# [Instructions to follow]
Reply with one number only, the count of lines holding the string "پیشگیری".

(Recorded data)
|---|
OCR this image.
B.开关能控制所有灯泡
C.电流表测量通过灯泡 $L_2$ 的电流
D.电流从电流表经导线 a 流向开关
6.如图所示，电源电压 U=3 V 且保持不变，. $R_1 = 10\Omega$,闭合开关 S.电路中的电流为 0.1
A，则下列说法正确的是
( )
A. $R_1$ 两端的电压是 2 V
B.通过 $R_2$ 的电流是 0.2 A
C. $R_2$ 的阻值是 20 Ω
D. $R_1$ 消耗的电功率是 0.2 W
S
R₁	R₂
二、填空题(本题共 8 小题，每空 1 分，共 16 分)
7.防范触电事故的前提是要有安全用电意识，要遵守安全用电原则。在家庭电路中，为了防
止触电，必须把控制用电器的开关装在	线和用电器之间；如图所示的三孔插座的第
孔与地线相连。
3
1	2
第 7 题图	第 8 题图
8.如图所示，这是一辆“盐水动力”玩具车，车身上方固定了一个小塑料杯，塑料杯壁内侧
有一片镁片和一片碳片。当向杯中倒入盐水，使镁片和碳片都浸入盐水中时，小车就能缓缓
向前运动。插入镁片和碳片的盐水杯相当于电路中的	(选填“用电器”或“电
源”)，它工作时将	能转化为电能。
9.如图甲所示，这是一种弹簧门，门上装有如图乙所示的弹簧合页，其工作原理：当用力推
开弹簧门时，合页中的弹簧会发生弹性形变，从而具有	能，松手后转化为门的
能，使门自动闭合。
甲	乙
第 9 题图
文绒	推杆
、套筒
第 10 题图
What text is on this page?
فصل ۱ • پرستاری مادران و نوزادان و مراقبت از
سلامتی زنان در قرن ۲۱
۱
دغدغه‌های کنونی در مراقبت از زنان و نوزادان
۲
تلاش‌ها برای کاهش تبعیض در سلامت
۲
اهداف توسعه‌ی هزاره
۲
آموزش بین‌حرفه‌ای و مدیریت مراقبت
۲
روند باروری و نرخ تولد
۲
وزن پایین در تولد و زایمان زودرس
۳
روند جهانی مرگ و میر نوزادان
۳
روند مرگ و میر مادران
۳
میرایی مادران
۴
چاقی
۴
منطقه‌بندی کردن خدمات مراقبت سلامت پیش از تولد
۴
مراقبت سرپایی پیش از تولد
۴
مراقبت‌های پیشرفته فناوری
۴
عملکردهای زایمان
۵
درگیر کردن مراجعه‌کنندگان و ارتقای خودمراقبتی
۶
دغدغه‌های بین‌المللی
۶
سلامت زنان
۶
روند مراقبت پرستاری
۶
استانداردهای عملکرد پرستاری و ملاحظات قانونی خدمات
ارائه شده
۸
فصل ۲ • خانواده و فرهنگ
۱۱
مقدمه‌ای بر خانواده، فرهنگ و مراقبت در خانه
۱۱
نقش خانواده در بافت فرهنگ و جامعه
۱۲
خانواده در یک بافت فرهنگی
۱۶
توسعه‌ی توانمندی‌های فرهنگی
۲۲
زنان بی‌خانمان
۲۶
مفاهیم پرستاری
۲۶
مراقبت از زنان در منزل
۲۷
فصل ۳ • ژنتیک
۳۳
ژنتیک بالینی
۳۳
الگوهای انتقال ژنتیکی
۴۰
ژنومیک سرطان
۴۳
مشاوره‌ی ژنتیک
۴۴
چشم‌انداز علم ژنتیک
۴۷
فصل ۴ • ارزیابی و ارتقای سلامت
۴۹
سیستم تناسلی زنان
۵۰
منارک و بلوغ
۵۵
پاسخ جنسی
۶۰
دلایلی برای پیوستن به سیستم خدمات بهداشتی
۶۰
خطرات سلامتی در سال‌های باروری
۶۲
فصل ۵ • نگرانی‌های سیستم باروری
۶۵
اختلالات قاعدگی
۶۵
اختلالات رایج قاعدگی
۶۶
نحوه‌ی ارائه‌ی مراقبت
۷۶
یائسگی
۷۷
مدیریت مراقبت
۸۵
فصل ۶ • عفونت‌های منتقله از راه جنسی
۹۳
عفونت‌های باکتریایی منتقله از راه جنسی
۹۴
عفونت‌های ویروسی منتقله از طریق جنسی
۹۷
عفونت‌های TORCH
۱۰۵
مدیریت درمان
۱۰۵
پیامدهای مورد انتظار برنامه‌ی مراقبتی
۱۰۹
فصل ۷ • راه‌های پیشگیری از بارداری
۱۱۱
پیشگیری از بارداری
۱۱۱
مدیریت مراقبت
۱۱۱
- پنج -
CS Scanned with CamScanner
|---|
# [Exercise solution]
2